**** GIVEN RECORDS ****

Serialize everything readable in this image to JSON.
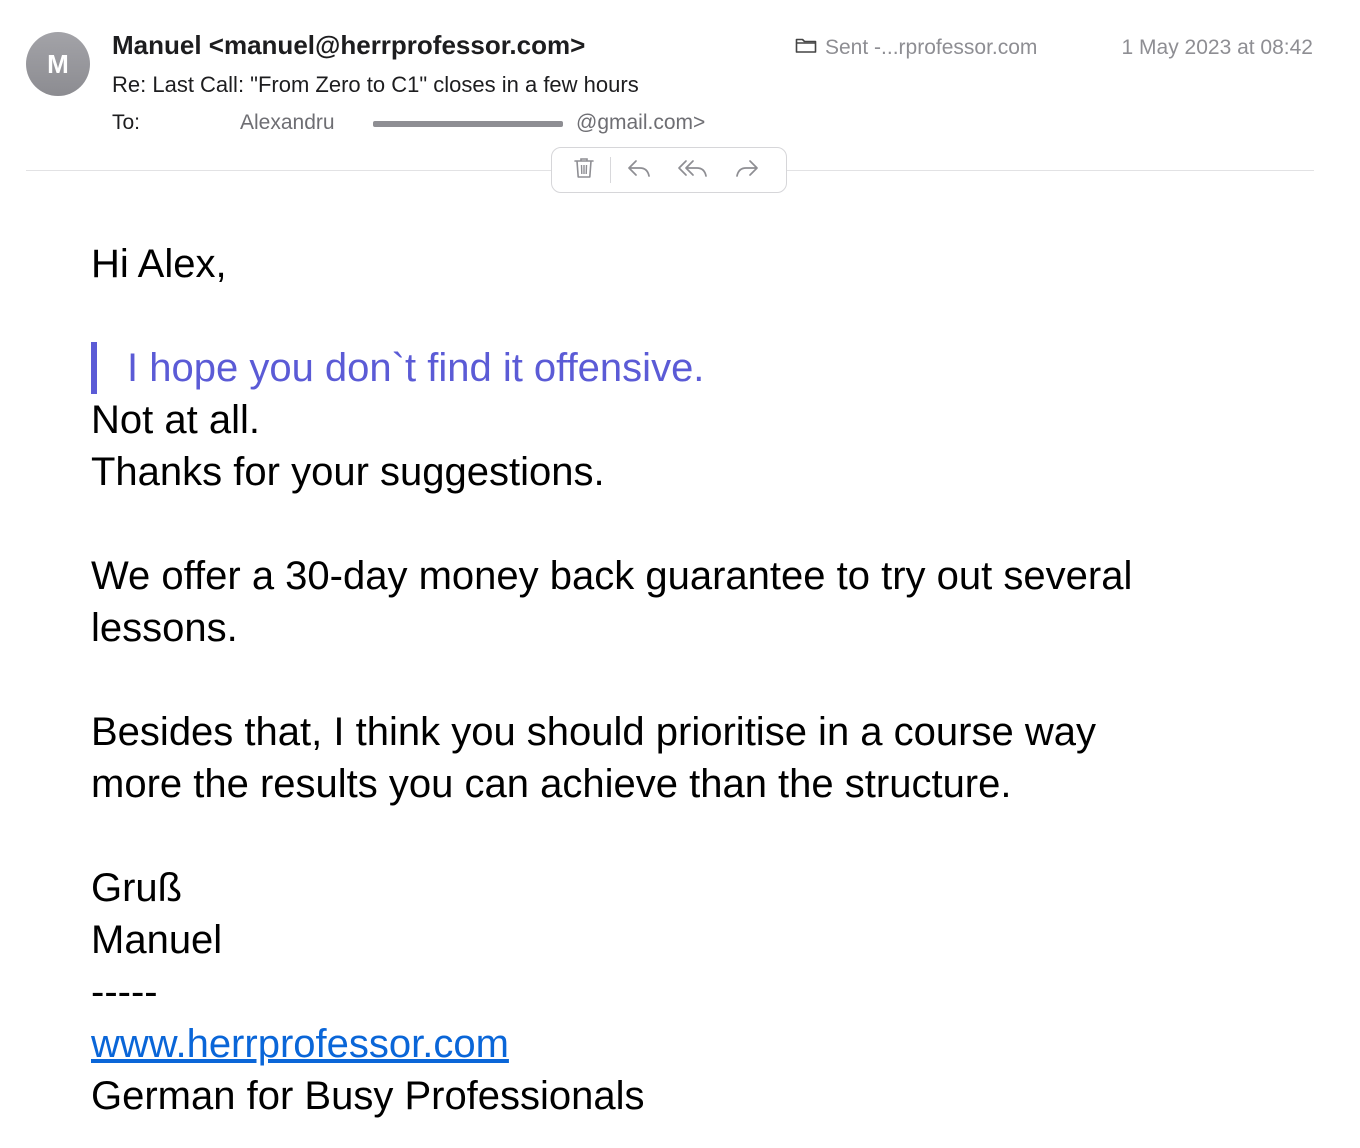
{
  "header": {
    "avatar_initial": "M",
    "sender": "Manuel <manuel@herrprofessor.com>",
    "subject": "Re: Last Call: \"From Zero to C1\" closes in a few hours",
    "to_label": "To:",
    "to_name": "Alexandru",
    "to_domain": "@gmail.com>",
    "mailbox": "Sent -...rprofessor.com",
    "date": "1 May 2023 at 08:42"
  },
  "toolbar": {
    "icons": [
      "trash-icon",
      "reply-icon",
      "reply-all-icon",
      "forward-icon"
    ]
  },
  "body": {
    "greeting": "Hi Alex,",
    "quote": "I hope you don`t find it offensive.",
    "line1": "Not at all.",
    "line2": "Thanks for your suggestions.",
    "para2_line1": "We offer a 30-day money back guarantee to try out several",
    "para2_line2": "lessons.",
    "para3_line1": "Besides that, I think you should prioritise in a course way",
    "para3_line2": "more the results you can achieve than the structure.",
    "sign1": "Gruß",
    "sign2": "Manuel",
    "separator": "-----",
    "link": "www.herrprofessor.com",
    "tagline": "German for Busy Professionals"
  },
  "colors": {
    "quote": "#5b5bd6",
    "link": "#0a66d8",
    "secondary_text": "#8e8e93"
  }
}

****

TASK TO COMPLETE
Every line of text is to be repeated exactly; pictures are left out.

ANSWER FOR THIS EXERCISE
Serialize everything readable in this image to JSON.
{
  "header": {
    "avatar_initial": "M",
    "sender": "Manuel <manuel@herrprofessor.com>",
    "subject": "Re: Last Call: \"From Zero to C1\" closes in a few hours",
    "to_label": "To:",
    "to_name": "Alexandru",
    "to_domain": "@gmail.com>",
    "mailbox": "Sent -...rprofessor.com",
    "date": "1 May 2023 at 08:42"
  },
  "toolbar": {
    "icons": [
      "trash-icon",
      "reply-icon",
      "reply-all-icon",
      "forward-icon"
    ]
  },
  "body": {
    "greeting": "Hi Alex,",
    "quote": "I hope you don`t find it offensive.",
    "line1": "Not at all.",
    "line2": "Thanks for your suggestions.",
    "para2_line1": "We offer a 30-day money back guarantee to try out several",
    "para2_line2": "lessons.",
    "para3_line1": "Besides that, I think you should prioritise in a course way",
    "para3_line2": "more the results you can achieve than the structure.",
    "sign1": "Gruß",
    "sign2": "Manuel",
    "separator": "-----",
    "link": "www.herrprofessor.com",
    "tagline": "German for Busy Professionals"
  },
  "colors": {
    "quote": "#5b5bd6",
    "link": "#0a66d8",
    "secondary_text": "#8e8e93"
  }
}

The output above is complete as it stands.